• _TASK DIRECTIONS_
Review the lines that follow and copy each one that contains the word "paraprofessionals".

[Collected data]

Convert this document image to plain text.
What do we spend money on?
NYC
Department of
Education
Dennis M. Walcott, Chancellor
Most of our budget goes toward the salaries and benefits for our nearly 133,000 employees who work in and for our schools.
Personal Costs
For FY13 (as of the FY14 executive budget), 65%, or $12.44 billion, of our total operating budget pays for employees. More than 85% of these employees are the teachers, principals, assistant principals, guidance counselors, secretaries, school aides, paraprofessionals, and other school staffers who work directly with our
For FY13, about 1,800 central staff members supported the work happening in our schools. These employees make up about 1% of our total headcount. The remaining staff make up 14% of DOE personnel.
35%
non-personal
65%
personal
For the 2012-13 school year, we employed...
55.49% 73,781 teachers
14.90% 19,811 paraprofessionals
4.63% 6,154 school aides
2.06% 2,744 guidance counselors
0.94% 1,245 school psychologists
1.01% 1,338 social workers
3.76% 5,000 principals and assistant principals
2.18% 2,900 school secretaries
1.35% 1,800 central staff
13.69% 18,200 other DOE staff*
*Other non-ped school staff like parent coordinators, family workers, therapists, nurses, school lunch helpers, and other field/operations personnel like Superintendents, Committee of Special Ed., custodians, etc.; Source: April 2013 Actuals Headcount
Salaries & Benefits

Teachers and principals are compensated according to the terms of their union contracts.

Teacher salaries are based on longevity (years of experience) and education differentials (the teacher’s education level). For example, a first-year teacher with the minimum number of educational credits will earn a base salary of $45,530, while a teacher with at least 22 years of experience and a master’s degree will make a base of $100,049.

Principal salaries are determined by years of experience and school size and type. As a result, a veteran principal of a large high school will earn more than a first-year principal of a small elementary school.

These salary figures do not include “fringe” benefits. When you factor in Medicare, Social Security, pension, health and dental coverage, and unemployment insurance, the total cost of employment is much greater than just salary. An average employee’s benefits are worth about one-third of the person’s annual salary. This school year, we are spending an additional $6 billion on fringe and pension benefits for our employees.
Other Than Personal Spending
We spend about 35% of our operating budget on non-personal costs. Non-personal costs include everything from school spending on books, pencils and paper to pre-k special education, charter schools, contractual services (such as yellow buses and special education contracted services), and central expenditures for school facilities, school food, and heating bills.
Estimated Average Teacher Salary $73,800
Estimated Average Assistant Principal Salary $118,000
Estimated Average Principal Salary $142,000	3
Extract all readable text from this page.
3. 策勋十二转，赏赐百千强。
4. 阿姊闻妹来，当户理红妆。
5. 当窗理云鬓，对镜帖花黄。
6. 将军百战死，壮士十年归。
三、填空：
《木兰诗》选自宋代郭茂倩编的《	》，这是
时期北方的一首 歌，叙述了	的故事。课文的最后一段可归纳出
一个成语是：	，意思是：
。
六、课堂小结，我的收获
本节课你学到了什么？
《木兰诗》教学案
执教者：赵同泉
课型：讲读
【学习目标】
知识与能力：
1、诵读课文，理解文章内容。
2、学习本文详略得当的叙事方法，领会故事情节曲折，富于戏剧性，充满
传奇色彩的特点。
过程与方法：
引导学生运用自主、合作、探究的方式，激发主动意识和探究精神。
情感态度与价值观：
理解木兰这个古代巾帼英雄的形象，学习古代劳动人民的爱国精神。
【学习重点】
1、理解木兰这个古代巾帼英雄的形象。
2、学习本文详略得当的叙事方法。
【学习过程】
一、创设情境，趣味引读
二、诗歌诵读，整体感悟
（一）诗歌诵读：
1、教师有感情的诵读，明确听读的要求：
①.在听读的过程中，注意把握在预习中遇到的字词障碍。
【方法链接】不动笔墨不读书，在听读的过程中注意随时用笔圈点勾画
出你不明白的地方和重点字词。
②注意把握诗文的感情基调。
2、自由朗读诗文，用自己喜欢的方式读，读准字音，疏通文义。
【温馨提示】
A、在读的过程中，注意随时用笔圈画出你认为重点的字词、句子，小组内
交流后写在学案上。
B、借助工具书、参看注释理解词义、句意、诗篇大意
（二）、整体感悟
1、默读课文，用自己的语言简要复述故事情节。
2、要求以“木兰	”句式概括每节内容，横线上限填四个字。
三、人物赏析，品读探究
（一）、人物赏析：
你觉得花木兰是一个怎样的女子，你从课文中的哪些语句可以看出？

• _FINISHED TASK_
For FY13 (as of the FY14 executive budget), 65%, or $12.44 billion, of our total operating budget pays for employees. More than 85% of these employees are the teachers, principals, assistant principals, guidance counselors, secretaries, school aides, paraprofessionals, and other school staffers who work directly with our
14.90% 19,811 paraprofessionals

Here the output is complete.